To be done:
Report all lines holding "color".

----- Dataset records -----

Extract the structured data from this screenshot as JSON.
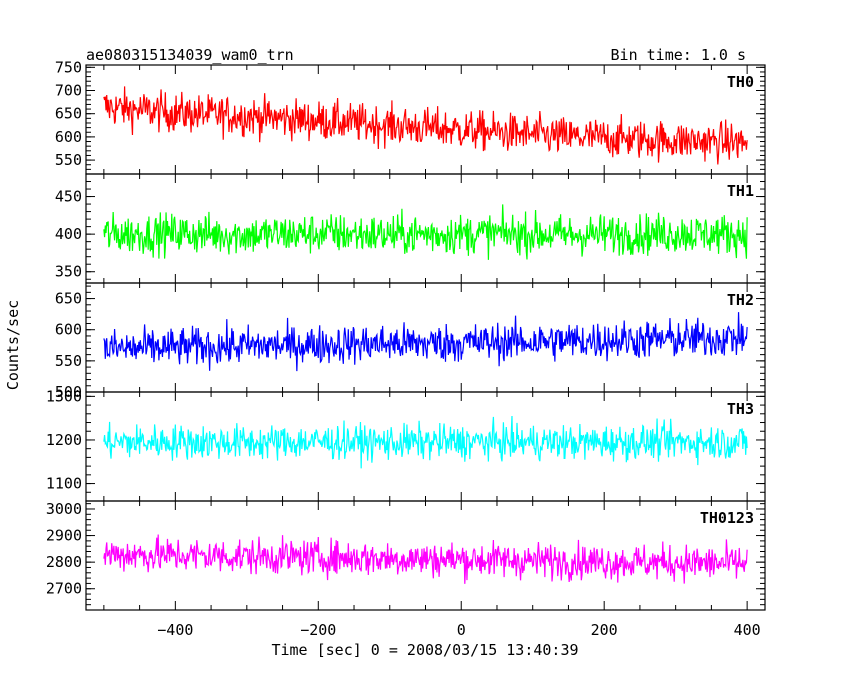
{
  "chart_data": {
    "type": "line",
    "title": "ae080315134039_wam0_trn",
    "subtitle": "Bin time: 1.0 s",
    "xlabel": "Time [sec] 0 = 2008/03/15 13:40:39",
    "ylabel": "Counts/sec",
    "xlim": [
      -525,
      425
    ],
    "xticks": [
      -400,
      -200,
      0,
      200,
      400
    ],
    "grid": false,
    "panels": [
      {
        "name": "TH0",
        "color": "#ff0000",
        "ylim": [
          520,
          755
        ],
        "yticks": [
          550,
          600,
          650,
          700,
          750
        ],
        "x": [
          -500,
          -450,
          -400,
          -350,
          -300,
          -250,
          -200,
          -150,
          -100,
          -50,
          0,
          50,
          100,
          150,
          200,
          250,
          300,
          350,
          400
        ],
        "values": [
          665,
          658,
          652,
          648,
          645,
          640,
          635,
          630,
          625,
          620,
          615,
          610,
          605,
          600,
          598,
          595,
          592,
          590,
          588
        ],
        "spread": 38
      },
      {
        "name": "TH1",
        "color": "#00ff00",
        "ylim": [
          335,
          480
        ],
        "yticks": [
          350,
          400,
          450
        ],
        "x": [
          -500,
          -450,
          -400,
          -350,
          -300,
          -250,
          -200,
          -150,
          -100,
          -50,
          0,
          50,
          100,
          150,
          200,
          250,
          300,
          350,
          400
        ],
        "values": [
          400,
          400,
          401,
          400,
          399,
          400,
          401,
          400,
          399,
          400,
          400,
          401,
          400,
          399,
          400,
          400,
          401,
          400,
          400
        ],
        "spread": 24
      },
      {
        "name": "TH2",
        "color": "#0000ff",
        "ylim": [
          500,
          675
        ],
        "yticks": [
          500,
          550,
          600,
          650
        ],
        "x": [
          -500,
          -450,
          -400,
          -350,
          -300,
          -250,
          -200,
          -150,
          -100,
          -50,
          0,
          50,
          100,
          150,
          200,
          250,
          300,
          350,
          400
        ],
        "values": [
          570,
          570,
          572,
          573,
          574,
          575,
          576,
          577,
          578,
          578,
          579,
          580,
          581,
          582,
          583,
          584,
          585,
          586,
          588
        ],
        "spread": 28
      },
      {
        "name": "TH3",
        "color": "#00ffff",
        "ylim": [
          1060,
          1310
        ],
        "yticks": [
          1100,
          1200,
          1300
        ],
        "x": [
          -500,
          -450,
          -400,
          -350,
          -300,
          -250,
          -200,
          -150,
          -100,
          -50,
          0,
          50,
          100,
          150,
          200,
          250,
          300,
          350,
          400
        ],
        "values": [
          1195,
          1195,
          1196,
          1195,
          1194,
          1195,
          1196,
          1195,
          1194,
          1195,
          1195,
          1196,
          1195,
          1194,
          1195,
          1195,
          1196,
          1195,
          1195
        ],
        "spread": 36
      },
      {
        "name": "TH0123",
        "color": "#ff00ff",
        "ylim": [
          2620,
          3030
        ],
        "yticks": [
          2700,
          2800,
          2900,
          3000
        ],
        "x": [
          -500,
          -450,
          -400,
          -350,
          -300,
          -250,
          -200,
          -150,
          -100,
          -50,
          0,
          50,
          100,
          150,
          200,
          250,
          300,
          350,
          400
        ],
        "values": [
          2830,
          2828,
          2826,
          2824,
          2822,
          2820,
          2818,
          2816,
          2814,
          2812,
          2810,
          2808,
          2806,
          2804,
          2802,
          2800,
          2798,
          2796,
          2795
        ],
        "spread": 60
      }
    ]
  }
}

-----

Worked solution:
        "color": "#ff0000",
        "color": "#00ff00",
        "color": "#0000ff",
        "color": "#00ffff",
        "color": "#ff00ff",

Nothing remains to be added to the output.